**PROBLEM DESCRIPTION:**
Extract each line from the entries below that has the string "name" in it.

**INPUT MATERIAL:**
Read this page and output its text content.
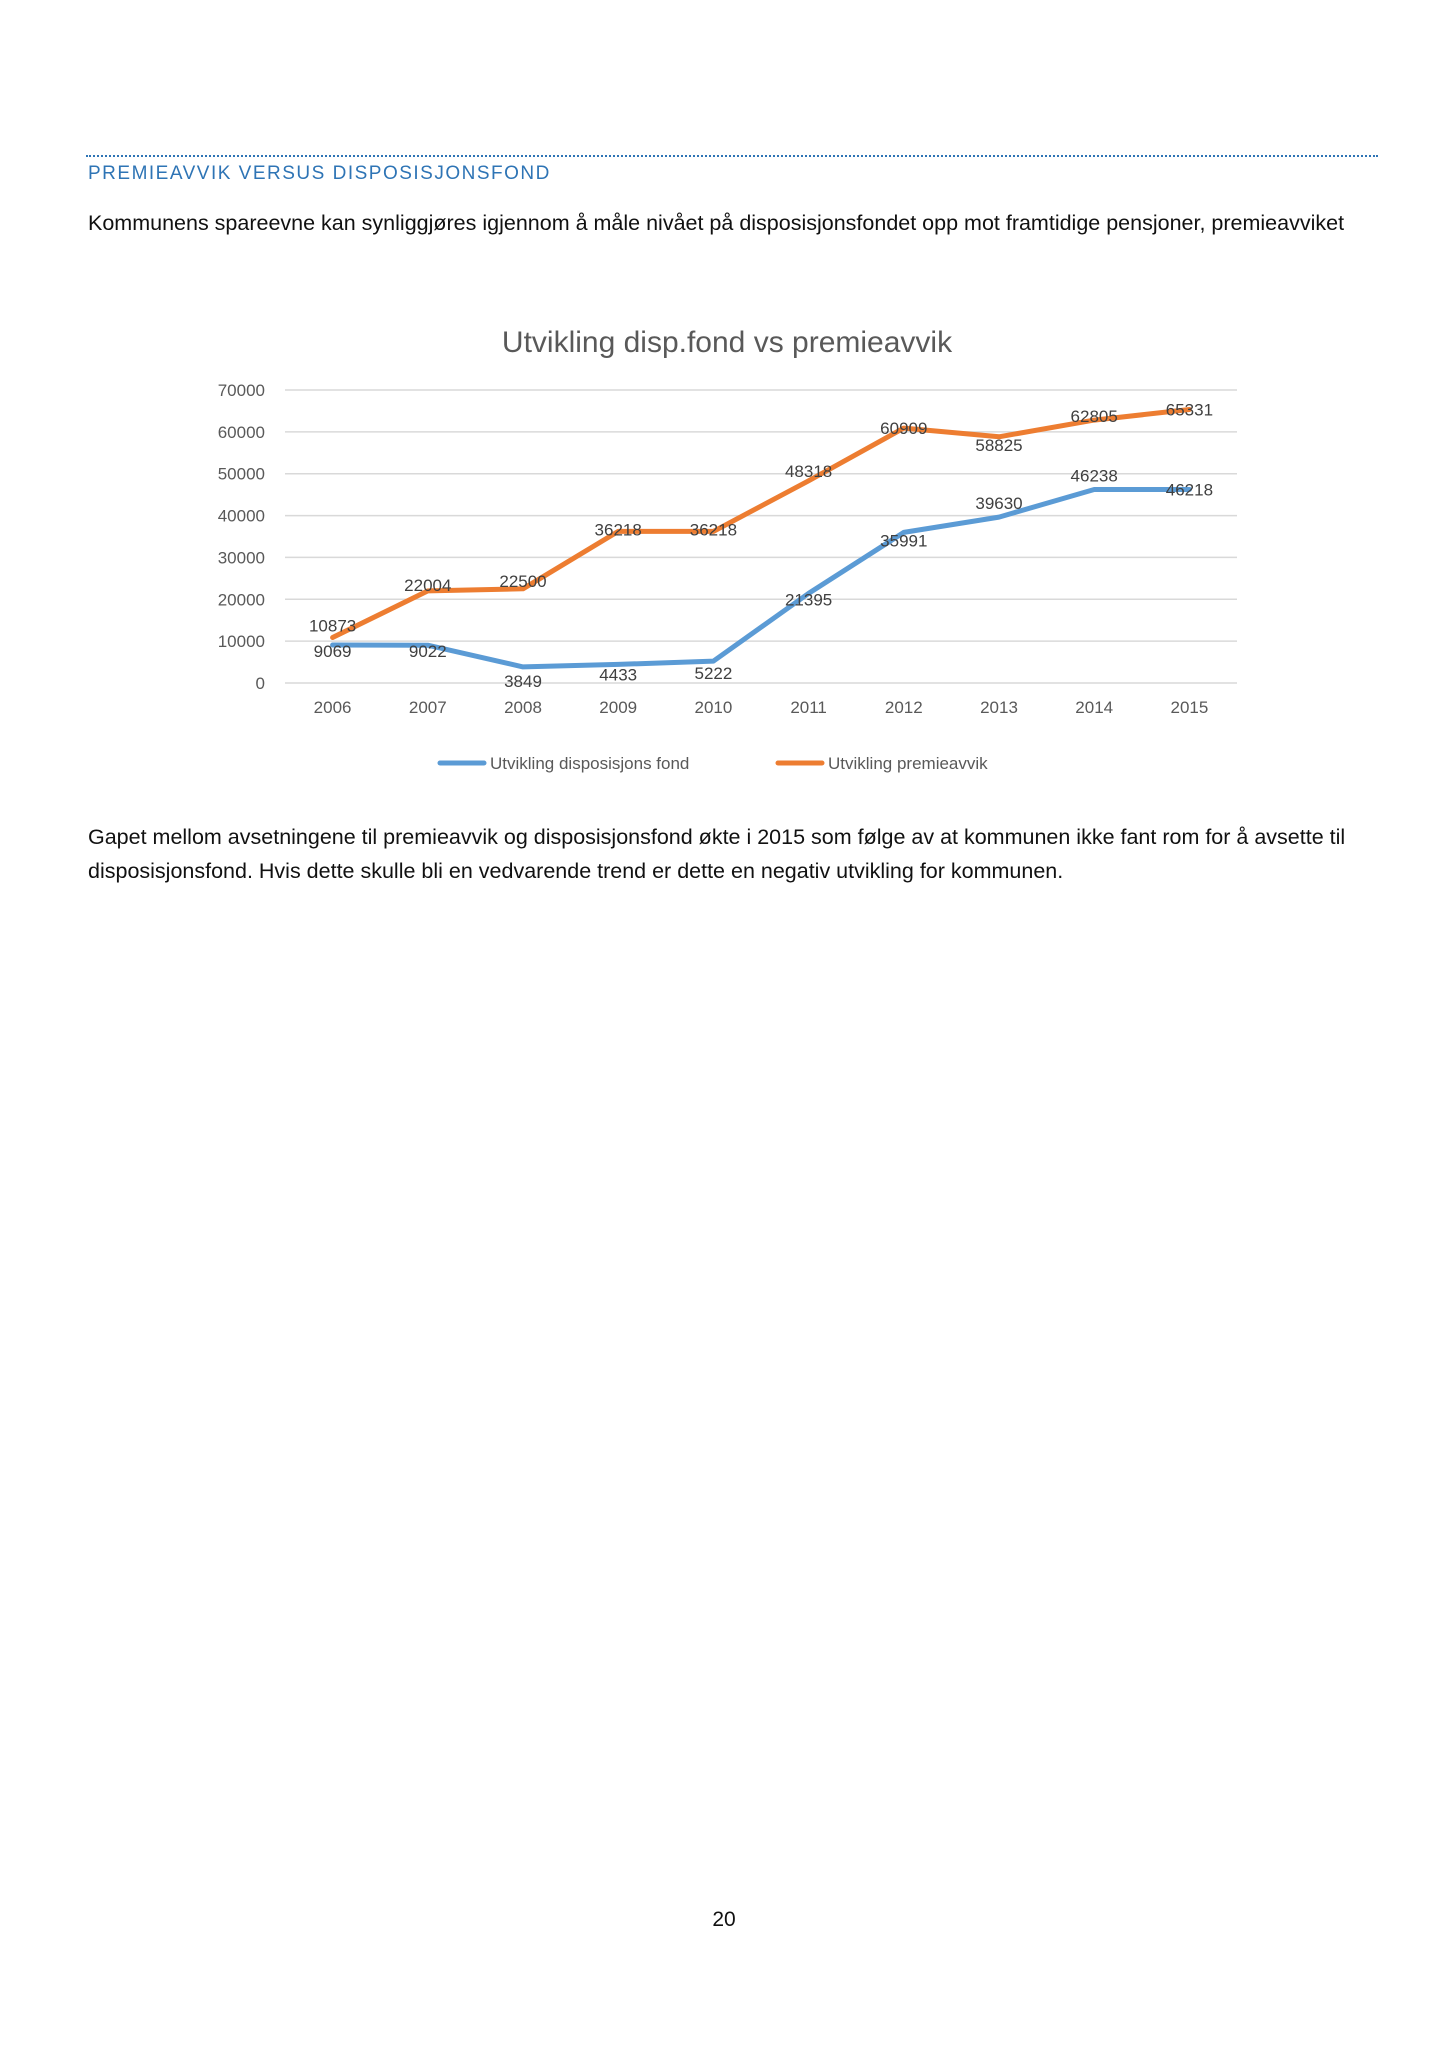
PREMIEAVVIK VERSUS DISPOSISJONSFOND

Kommunens spareevne kan synliggjøres igjennom å måle nivået på disposisjonsfondet opp mot framtidige pensjoner, premieavviket

Utvikling disp.fond vs premieavvik
0
10000
20000
30000
40000
50000
60000
70000
2006	2007	2008	2009	2010	2011	2012	2013	2014	2015
9069	9022
3849	4433	5222
21395
35991
39630
46238
46218
10873
22004	22500
36218	36218
48318
60909
58825
62805	65331
Utvikling disposisjons fond	Utvikling premieavvik

Gapet mellom avsetningene til premieavvik og disposisjonsfond økte i 2015 som følge av at kommunen ikke fant rom for å avsette til disposisjonsfond. Hvis dette skulle bli en vedvarende trend er dette en negativ utvikling for kommunen.

20
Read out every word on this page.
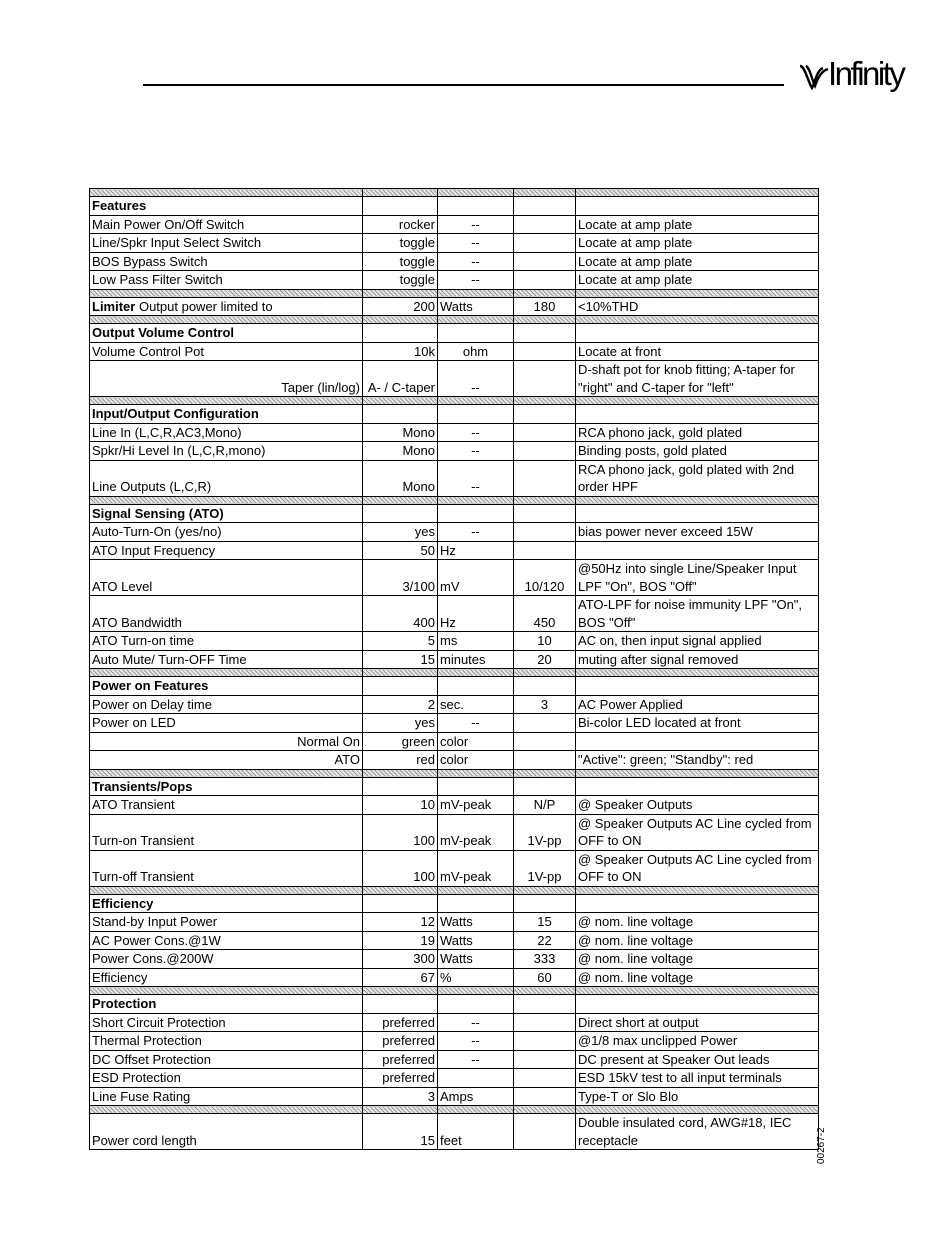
Infinity

Features				
Main Power On/Off Switch	rocker	--		Locate at amp plate
Line/Spkr Input Select Switch	toggle	--		Locate at amp plate
BOS Bypass Switch	toggle	--		Locate at amp plate
Low Pass Filter Switch	toggle	--		Locate at amp plate

Limiter Output power limited to	200	Watts	180	<10%THD

Output Volume Control				
Volume Control Pot	10k	ohm		Locate at front

Taper (lin/log)	A- / C-taper	--		D-shaft pot for knob fitting; A-taper for "right" and C-taper for "left"

Input/Output Configuration				
Line In (L,C,R,AC3,Mono)	Mono	--		RCA phono jack, gold plated
Spkr/Hi Level In (L,C,R,mono)	Mono	--		Binding posts, gold plated
Line Outputs (L,C,R)	Mono	--		RCA phono jack, gold plated with 2nd order HPF

Signal Sensing (ATO)				
Auto-Turn-On (yes/no)	yes	--		bias power never exceed 15W
ATO Input Frequency	50	Hz		
ATO Level	3/100	mV	10/120	@50Hz into single Line/Speaker Input LPF "On", BOS "Off"
ATO Bandwidth	400	Hz	450	ATO-LPF for noise immunity LPF "On", BOS "Off"
ATO Turn-on time	5	ms	10	AC on, then input signal applied
Auto Mute/ Turn-OFF Time	15	minutes	20	muting after signal removed

Power on Features				
Power on Delay time	2	sec.	3	AC Power Applied
Power on LED	yes	--		Bi-color LED located at front

Normal On	green	color		

ATO	red	color		"Active": green; "Standby": red

Transients/Pops				
ATO Transient	10	mV-peak	N/P	@ Speaker Outputs
Turn-on Transient	100	mV-peak	1V-pp	@ Speaker Outputs AC Line cycled from OFF to ON
Turn-off Transient	100	mV-peak	1V-pp	@ Speaker Outputs AC Line cycled from OFF to ON

Efficiency				
Stand-by Input Power	12	Watts	15	@ nom. line voltage
AC Power Cons.@1W	19	Watts	22	@ nom. line voltage
Power Cons.@200W	300	Watts	333	@ nom. line voltage
Efficiency	67	%	60	@ nom. line voltage

Protection				
Short Circuit Protection	preferred	--		Direct short at output
Thermal Protection	preferred	--		@1/8 max unclipped Power
DC Offset Protection	preferred	--		DC present at Speaker Out leads
ESD Protection	preferred			ESD 15kV test to all input terminals
Line Fuse Rating	3	Amps		Type-T or Slo Blo

Power cord length	15	feet		Double insulated cord, AWG#18, IEC receptacle	00267-2
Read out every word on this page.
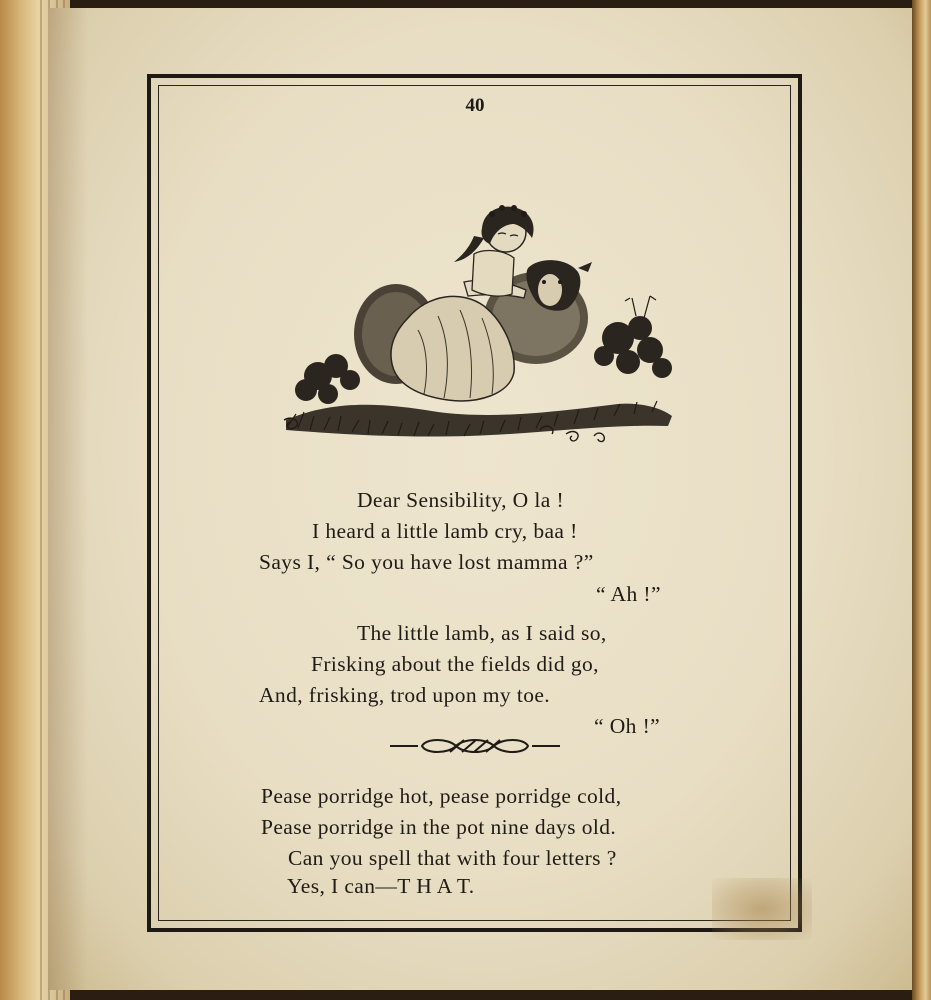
40
Dear Sensibility, O la !
I heard a little lamb cry, baa !
Says I, “ So you have lost mamma ?”
“ Ah !”
The little lamb, as I said so,
Frisking about the fields did go,
And, frisking, trod upon my toe.
“ Oh !”
Pease porridge hot, pease porridge cold,
Pease porridge in the pot nine days old.
Can you spell that with four letters ?
Yes, I can—T H A T.
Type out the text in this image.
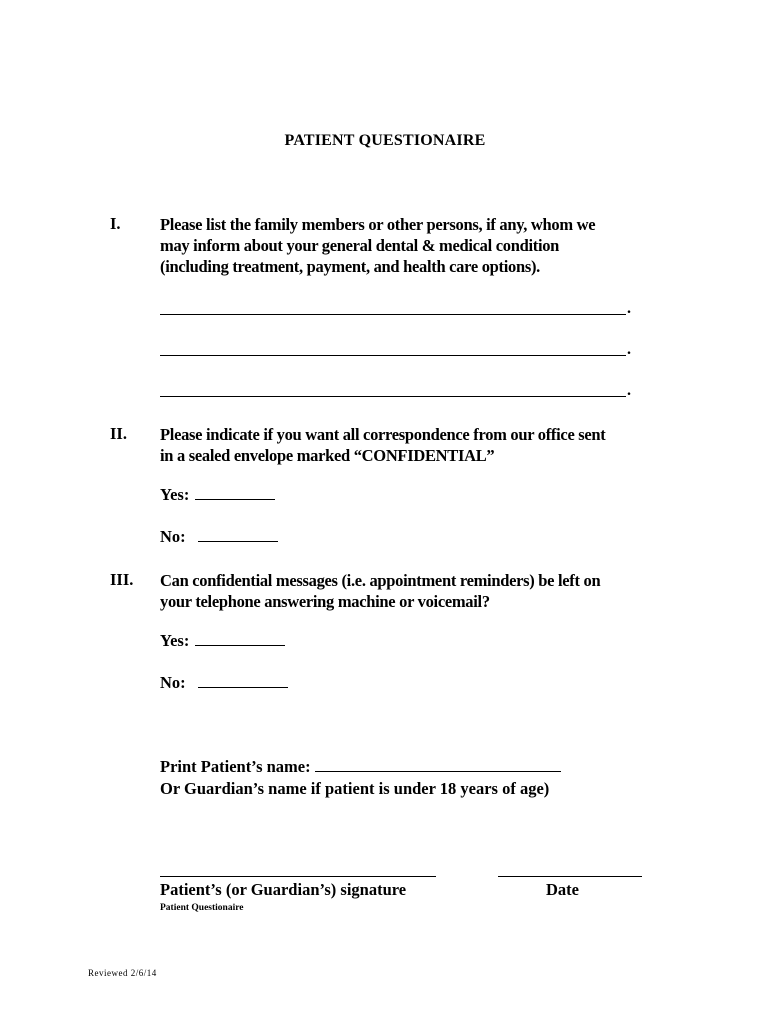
PATIENT QUESTIONAIRE
I. Please list the family members or other persons, if any, whom we
may inform about your general dental & medical condition
(including treatment, payment, and health care options).
.
.
.
II. Please indicate if you want all correspondence from our office sent
in a sealed envelope marked “CONFIDENTIAL”
Yes:
No:
III. Can confidential messages (i.e. appointment reminders) be left on
your telephone answering machine or voicemail?
Yes:
No:
Print Patient’s name:
Or Guardian’s name if patient is under 18 years of age)
Patient’s (or Guardian’s) signature	Date
Patient Questionaire
Reviewed 2/6/14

**ANSWER TO THIS PROBLEM:**
Print Patient’s name:
Or Guardian’s name if patient is under 18 years of age)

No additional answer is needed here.